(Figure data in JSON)
****************************************

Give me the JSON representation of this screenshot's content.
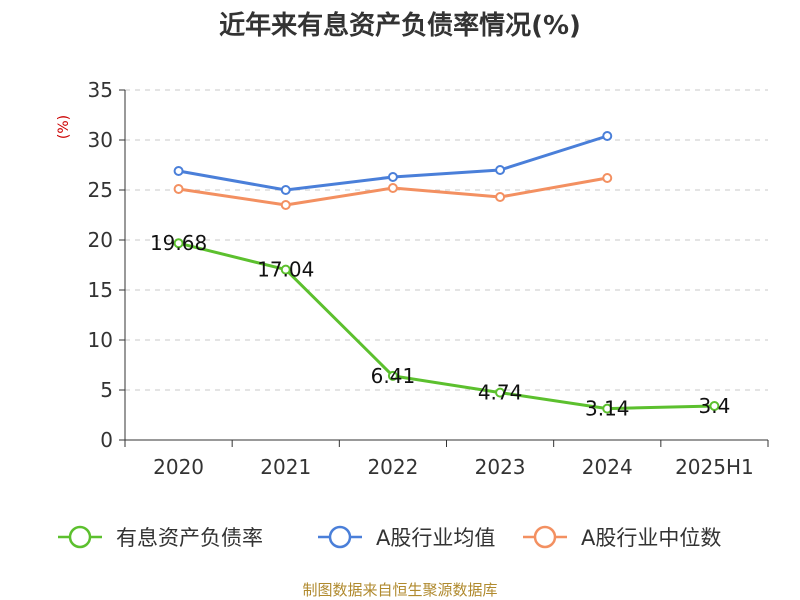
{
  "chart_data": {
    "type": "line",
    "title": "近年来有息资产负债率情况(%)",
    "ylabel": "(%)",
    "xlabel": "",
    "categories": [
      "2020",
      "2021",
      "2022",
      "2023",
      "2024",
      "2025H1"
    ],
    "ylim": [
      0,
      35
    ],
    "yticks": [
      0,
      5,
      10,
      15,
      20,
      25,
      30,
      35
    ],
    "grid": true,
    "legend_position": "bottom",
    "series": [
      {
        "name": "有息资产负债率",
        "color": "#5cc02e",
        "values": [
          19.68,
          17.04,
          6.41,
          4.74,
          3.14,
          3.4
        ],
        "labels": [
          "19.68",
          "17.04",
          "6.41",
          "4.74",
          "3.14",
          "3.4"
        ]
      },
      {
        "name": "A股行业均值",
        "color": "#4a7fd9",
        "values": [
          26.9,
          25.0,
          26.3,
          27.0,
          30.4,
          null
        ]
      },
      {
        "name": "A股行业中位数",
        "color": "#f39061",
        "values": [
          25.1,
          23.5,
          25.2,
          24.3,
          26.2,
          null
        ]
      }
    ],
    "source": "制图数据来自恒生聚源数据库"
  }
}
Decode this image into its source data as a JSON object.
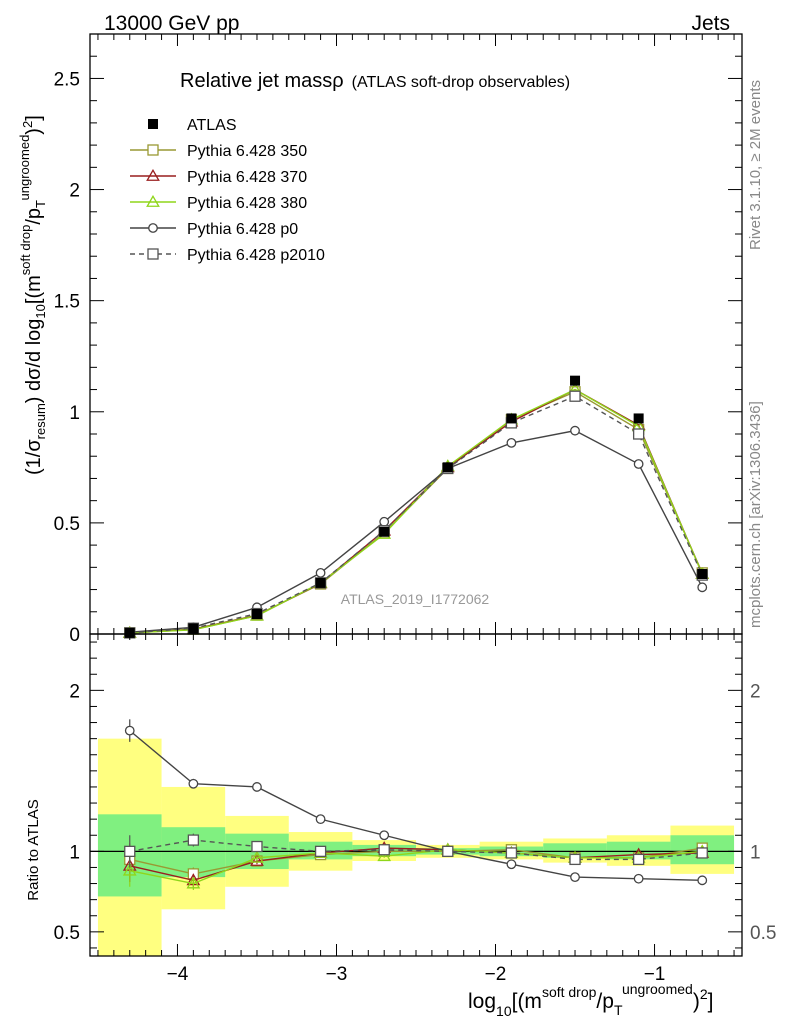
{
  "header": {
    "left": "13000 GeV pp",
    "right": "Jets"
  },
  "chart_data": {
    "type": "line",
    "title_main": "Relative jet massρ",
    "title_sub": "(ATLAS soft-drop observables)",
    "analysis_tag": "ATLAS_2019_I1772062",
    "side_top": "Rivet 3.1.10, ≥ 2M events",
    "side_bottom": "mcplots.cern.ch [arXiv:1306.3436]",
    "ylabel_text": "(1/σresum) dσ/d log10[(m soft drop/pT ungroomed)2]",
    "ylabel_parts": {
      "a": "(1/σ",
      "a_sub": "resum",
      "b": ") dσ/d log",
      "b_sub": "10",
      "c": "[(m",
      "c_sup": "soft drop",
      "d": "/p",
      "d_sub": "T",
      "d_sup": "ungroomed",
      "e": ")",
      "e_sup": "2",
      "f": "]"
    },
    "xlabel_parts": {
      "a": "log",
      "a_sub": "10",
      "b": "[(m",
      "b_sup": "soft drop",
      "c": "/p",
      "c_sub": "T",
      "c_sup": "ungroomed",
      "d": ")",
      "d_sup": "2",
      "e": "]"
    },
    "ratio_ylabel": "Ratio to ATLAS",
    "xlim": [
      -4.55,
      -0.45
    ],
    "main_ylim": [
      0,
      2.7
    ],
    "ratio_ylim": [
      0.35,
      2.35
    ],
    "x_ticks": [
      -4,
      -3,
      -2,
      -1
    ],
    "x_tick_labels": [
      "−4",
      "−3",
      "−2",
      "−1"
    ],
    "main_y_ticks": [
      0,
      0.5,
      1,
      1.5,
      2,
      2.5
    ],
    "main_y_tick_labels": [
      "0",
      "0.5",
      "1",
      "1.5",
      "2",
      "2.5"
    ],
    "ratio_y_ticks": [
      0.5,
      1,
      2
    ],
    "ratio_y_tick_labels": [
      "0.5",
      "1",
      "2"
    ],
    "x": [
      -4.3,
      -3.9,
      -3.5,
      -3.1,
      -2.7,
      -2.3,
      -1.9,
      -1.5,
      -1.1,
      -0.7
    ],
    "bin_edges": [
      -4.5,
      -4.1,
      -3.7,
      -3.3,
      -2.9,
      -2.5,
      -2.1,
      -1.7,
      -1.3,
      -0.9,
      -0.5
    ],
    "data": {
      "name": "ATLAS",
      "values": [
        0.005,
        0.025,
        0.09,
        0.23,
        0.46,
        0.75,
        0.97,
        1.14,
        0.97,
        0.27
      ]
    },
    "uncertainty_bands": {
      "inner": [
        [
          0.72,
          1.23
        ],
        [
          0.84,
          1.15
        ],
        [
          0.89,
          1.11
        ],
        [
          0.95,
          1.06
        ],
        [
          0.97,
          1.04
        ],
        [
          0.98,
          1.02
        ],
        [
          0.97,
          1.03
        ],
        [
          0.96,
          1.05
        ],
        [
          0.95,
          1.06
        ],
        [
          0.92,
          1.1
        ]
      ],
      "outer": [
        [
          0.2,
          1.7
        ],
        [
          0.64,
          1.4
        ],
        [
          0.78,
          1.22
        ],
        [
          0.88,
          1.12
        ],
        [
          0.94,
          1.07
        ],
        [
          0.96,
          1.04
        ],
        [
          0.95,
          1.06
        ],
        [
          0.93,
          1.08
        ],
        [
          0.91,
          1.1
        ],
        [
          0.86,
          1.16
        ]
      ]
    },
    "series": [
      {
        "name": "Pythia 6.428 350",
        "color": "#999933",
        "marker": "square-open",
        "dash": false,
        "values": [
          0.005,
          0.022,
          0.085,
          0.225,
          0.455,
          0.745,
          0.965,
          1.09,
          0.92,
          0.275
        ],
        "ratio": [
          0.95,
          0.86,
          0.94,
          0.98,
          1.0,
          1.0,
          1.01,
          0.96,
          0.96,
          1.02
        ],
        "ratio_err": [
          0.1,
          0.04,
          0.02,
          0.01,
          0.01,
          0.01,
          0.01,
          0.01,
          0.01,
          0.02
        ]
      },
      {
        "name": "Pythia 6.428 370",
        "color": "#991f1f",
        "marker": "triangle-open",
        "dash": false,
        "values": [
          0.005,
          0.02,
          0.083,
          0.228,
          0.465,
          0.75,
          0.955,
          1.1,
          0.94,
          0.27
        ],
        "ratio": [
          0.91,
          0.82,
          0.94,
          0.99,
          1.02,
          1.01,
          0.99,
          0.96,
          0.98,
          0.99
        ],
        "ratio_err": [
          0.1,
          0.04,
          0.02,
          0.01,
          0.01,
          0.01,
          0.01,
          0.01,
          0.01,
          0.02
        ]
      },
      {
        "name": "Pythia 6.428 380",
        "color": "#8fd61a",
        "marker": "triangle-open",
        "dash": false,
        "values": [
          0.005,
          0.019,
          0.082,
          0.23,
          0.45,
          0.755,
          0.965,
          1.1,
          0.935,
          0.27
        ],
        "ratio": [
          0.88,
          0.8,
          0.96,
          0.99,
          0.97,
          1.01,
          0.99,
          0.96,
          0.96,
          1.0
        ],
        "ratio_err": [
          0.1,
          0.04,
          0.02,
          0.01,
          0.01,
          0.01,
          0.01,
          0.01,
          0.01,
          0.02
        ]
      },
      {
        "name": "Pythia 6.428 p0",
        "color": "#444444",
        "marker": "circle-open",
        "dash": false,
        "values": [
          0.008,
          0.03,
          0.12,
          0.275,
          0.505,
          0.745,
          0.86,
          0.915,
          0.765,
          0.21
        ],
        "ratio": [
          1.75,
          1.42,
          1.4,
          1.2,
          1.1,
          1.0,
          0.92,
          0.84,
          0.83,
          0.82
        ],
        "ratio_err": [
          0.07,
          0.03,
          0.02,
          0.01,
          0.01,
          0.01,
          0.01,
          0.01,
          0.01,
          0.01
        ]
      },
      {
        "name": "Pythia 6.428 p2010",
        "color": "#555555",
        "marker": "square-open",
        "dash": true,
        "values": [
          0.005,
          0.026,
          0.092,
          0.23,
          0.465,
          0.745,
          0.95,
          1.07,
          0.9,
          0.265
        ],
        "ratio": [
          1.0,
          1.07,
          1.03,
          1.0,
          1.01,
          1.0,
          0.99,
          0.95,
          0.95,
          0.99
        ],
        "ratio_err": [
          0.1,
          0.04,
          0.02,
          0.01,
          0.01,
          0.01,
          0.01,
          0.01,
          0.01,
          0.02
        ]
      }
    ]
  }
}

****************************************

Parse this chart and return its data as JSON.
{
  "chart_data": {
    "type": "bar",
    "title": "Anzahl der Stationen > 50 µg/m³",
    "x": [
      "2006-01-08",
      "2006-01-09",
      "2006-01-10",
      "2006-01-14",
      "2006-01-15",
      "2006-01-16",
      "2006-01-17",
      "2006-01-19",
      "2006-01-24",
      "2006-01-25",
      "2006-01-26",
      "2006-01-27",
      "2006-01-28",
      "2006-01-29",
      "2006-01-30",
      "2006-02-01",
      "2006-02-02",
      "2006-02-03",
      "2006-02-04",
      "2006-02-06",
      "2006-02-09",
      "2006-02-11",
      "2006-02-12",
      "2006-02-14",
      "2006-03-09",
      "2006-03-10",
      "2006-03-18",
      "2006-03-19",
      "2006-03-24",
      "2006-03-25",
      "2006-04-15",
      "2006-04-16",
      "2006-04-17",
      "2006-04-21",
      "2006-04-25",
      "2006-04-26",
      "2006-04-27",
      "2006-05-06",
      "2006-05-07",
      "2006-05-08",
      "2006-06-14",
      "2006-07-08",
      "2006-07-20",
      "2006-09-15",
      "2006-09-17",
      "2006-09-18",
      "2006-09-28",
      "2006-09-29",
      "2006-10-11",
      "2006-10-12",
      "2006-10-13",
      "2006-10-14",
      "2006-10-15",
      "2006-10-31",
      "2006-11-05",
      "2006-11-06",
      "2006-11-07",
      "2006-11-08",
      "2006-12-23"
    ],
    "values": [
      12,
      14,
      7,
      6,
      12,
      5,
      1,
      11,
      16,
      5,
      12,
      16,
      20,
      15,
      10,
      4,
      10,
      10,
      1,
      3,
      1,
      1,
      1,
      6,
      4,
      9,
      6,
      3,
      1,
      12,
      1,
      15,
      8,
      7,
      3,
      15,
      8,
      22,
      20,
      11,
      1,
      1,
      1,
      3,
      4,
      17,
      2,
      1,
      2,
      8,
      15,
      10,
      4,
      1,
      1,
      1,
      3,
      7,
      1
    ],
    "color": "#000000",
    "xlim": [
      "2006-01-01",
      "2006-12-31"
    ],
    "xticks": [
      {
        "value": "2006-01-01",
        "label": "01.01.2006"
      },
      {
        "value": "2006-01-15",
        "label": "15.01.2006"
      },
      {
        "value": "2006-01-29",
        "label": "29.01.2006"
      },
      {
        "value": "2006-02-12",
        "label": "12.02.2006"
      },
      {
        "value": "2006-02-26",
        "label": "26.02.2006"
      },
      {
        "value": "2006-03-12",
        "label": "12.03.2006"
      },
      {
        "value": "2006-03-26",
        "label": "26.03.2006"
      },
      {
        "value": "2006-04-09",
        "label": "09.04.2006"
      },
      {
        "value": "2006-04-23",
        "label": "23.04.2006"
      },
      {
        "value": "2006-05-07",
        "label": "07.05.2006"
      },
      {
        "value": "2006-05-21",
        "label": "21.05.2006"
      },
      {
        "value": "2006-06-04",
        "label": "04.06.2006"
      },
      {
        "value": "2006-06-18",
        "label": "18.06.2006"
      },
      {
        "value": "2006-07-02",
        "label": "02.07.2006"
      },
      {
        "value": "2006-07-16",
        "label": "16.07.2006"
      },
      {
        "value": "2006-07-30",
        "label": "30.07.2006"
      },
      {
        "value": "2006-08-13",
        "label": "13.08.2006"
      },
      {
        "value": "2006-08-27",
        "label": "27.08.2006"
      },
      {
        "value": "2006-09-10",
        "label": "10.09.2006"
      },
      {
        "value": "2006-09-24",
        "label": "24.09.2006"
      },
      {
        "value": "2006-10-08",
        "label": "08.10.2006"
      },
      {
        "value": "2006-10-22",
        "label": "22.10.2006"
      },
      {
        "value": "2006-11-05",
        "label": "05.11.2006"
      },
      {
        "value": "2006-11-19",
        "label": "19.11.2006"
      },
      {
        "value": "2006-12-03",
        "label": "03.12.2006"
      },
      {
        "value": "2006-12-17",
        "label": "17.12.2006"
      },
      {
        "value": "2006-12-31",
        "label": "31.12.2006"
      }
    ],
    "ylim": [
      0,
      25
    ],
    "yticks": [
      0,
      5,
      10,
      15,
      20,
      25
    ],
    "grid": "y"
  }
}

****************************************

Exercise objective:
Read the data above. Pull out each line in which the string "drop" appears.

Full output:
    "title_sub": "(ATLAS soft-drop observables)",
    "ylabel_text": "(1/σresum) dσ/d log10[(m soft drop/pT ungroomed)2]",
      "c_sup": "soft drop",
      "b_sup": "soft drop",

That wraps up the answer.